CONJUNTO DE TAREAS
A) En el texto sobre la poesía de Thomas Bernhard, ¿qué poeta austríaca se menciona como influencia señalada por Sáenz?
B) Resume en dos oraciones el texto sobre la poesía de Thomas Bernhard.
C) Retoma el texto sobre la poesía de Thomas Bernhard y prosíguelo a partir de su última oración.

TEXTO PROPORCIONADO
+++++

Esta idea, la del terreno de cultivo, es la perdiz mareada en el debate (oculto, por otra parte) sobre la importancia de la poesía bernhardiana en su obra posterior. ¿Poesía seminal o espalderas de calentamiento para la gelidez venidera? Ah, amigos. Me sumo con bastante comodidad a lo que dijo Miguel Sáenz, traductor, en el prólogo a la edición de DVD: «Thomas Bernhard no revoluciona la poesía al modo de un Celan o una Bachmann: utiliza, reorganizándolos, materiales que recibe.» En este sentido, la lectura de Así en la tierra como en el infierno y de la conferencia sobre Rimbaud son de gran ayuda para pensar en su poesía como reorganización de materiales.

En efecto, Bernhard recibe durante los años 40 y 50 una gran cantidad de influencias. La lectura de los salmos de In hora mortis ya había permitido al lector en español advertir la importancia, por lo menos retórica, de la religiosidad. Este motivo lo conecta directamente con Trakl, compatriota cuyos versos también vienen repletos de biblias y misales. De Trakl heredará también la atención por la inminencia de la muerte (no en vano aquél moriría a los 27) y el uso sabio de paisajes expresionistas. La publicación en 1988 de Ave Virgilio había dado cuenta ya —palabras del propio Bernhard— de intereses más modernos: Alberti, Guillén, Eliot, Pound, Valéry, Éluard o la impronta desazonadora de Vallejo. Por la lectura evidentísima de Trakl podíamos aventurar ciertos coqueteos con Rimbaud, a quien Trakl leyó muy joven, pero es gracias al texto de la conferencia que podemos leer a Bernhard con nuevos ojos: el autor conoce a la perfección la vida del francés y algunos de los fragmentos de su obra se reordenan de modo distinto así leídos, comenzando por esa apelación al infierno del título que recuerda la saison del francés y que, de otro modo, remitiríamos solamente al Padrenuestro. A todo esto hay que añadir la influencia, anotada por Saénz, de la poeta austríaca Christine Lavant: prematuramente enferma como él, que comenzó la publicación de su poesía apenas seis años antes y cuyos versos contienen una oscuridad y una imaginería rural que fácilmente se reconoce en Bernhard.

+++++

DATOS DE ENTRADA

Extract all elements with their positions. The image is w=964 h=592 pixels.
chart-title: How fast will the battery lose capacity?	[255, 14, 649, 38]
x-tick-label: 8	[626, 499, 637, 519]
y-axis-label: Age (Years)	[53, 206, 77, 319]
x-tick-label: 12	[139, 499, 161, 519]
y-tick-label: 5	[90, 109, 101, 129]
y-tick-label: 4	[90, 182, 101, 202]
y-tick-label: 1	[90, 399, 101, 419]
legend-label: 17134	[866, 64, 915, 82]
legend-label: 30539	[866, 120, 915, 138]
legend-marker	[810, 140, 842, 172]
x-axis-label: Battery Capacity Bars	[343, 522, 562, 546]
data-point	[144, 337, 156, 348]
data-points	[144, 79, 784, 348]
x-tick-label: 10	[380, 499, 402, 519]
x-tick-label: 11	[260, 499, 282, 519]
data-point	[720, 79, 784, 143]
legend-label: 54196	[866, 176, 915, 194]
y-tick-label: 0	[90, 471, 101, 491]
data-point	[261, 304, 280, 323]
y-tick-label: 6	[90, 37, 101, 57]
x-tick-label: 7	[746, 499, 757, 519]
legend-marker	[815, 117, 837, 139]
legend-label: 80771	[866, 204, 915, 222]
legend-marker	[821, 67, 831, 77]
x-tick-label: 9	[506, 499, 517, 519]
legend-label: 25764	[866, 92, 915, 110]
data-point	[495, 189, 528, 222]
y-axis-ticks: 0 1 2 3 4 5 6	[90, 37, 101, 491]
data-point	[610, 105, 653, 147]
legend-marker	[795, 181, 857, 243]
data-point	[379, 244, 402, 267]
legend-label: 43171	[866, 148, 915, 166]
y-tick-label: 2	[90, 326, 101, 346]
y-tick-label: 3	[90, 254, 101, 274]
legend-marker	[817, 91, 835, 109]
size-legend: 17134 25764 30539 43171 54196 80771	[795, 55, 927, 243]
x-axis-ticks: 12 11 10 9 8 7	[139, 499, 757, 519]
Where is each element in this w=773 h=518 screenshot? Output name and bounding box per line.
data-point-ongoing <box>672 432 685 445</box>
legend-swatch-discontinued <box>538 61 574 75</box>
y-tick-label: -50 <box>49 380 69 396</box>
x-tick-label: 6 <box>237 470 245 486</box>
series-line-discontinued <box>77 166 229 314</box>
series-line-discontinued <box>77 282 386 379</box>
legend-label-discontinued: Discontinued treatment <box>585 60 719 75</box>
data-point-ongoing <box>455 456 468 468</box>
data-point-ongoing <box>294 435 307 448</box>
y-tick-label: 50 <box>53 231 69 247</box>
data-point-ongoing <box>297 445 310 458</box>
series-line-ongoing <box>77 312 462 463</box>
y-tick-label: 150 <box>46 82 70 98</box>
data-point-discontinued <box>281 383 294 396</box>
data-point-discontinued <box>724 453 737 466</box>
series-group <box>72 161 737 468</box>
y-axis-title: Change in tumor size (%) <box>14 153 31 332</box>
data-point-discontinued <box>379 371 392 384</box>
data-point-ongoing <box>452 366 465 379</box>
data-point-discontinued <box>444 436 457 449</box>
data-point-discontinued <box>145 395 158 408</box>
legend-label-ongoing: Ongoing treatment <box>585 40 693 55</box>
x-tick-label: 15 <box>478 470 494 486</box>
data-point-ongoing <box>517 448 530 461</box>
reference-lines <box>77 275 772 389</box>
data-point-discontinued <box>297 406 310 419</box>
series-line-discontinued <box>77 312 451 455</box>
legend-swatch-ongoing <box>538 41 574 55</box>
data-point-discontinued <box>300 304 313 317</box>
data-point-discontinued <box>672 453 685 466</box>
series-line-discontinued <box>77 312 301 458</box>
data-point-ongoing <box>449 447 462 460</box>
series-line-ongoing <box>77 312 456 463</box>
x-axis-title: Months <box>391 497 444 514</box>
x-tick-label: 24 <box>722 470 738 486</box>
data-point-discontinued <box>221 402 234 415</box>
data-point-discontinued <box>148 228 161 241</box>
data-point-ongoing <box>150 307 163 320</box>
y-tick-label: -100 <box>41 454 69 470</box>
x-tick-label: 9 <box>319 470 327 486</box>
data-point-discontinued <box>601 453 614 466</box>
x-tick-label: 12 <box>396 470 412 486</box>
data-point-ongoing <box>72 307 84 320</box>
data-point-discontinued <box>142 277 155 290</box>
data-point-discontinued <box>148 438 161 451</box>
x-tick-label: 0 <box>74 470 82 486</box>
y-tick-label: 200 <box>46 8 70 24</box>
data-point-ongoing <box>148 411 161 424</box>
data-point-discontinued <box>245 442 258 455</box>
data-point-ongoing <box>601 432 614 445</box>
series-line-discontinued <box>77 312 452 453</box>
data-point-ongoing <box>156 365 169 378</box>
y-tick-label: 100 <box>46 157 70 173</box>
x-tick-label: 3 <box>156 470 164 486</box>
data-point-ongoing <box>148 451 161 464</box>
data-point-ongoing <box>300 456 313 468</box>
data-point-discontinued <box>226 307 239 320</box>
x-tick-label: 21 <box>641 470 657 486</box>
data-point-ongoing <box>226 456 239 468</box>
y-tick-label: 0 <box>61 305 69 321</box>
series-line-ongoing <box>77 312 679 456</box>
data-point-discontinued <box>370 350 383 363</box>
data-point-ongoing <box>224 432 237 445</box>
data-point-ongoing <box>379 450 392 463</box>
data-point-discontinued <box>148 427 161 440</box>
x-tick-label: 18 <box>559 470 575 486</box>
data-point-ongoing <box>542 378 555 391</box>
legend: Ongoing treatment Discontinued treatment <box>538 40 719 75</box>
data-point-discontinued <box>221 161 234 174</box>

+++++

RESPUESTAS DEL EJERCICIO
A) Christine Lavant.

B) Siguiendo a Miguel Sáenz, el texto sostiene que Bernhard no revoluciona la poesía, sino que reorganiza materiales que recibe, y que Así en la tierra como en el infierno y la conferencia sobre Rimbaud ayudan a verlo así. Entre las influencias que recibe en los años 40 y 50 figuran la religiosidad y la atención a la muerte heredadas de Trakl, autores modernos como Alberti, Eliot o Vallejo, la lectura de Rimbaud y la poeta austríaca Christine Lavant.

C)
Hasta aquí Moisés, los materiales de aluvión. Pero no es este el motivo para leer este libro. Hay una rebeldía de fondo que deja atrás sus referentes y nos brinda un primer asomo de genialidad. Nuevamente con Saénz: «la poesía de Bernhard, destaca por su inspiración profundamente enraizada en la vida». En Así en la tierra como en el infierno adivinamos la patita del simbolismo, la patita del expresionismo, la patita de la locura romántica que prefiguran los astros, y un largo etcétera, pero impera la focalización en lo cotidiano, en el campo, en los arbustos, en la leche, en las vacas, en la manteca y el tocino, en los cubos que sacan agua del pozo. A Bernhard no le duele Saturno ni el lector se cansa con evocaciones simbólicas —por mucho que diga aquello de Detrás de los árboles hay otro mundo—, no; su dolor está en la tierra, en los zapatos, en los delantales, en los campesinos. Dolor por lo que debería ser querencia pero es dolor, y que tan bien explica la parte final del poemario: Retorno a un amor. El dolor genuino por el árbol desmochado, el dolor siempre tan comprensible de la pérdida, la atracción repulsiva de la Austria sometida por la Anschluss, por lo que tendría que haber sido pero no fue. «Entre Henndorf y Thalgau, / Seekirchen y Köstendorf,» en la tierra de sus padres.

Moisés, después de esto llegará el aprendizaje. El alejamiento.